__Exercise task__.
Search the records below for the word "Apéndice" and show every line where it occurs.

## start

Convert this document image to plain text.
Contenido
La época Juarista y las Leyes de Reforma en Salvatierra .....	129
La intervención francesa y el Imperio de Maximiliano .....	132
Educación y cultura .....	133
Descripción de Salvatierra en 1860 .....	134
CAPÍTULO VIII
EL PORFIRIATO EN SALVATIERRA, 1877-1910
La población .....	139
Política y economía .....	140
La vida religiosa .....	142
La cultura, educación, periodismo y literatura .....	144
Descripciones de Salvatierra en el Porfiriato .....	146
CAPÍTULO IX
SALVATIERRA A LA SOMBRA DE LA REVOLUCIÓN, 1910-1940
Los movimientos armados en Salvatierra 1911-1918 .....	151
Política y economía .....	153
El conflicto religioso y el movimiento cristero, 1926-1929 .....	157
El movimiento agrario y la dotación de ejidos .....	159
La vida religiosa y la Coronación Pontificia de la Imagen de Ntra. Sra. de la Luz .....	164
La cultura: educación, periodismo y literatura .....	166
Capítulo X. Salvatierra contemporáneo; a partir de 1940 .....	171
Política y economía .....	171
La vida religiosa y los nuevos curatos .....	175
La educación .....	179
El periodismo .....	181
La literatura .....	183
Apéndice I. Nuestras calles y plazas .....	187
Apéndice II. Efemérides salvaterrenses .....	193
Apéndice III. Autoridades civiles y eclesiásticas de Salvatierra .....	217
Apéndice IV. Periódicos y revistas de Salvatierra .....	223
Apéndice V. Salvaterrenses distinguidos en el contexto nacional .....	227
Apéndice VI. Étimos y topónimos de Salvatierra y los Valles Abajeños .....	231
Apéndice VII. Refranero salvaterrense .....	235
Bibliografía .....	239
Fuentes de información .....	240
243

## end

__Complete response__.
Apéndice I. Nuestras calles y plazas .....	187
Apéndice II. Efemérides salvaterrenses .....	193
Apéndice III. Autoridades civiles y eclesiásticas de Salvatierra .....	217
Apéndice IV. Periódicos y revistas de Salvatierra .....	223
Apéndice V. Salvaterrenses distinguidos en el contexto nacional .....	227
Apéndice VI. Étimos y topónimos de Salvatierra y los Valles Abajeños .....	231
Apéndice VII. Refranero salvaterrense .....	235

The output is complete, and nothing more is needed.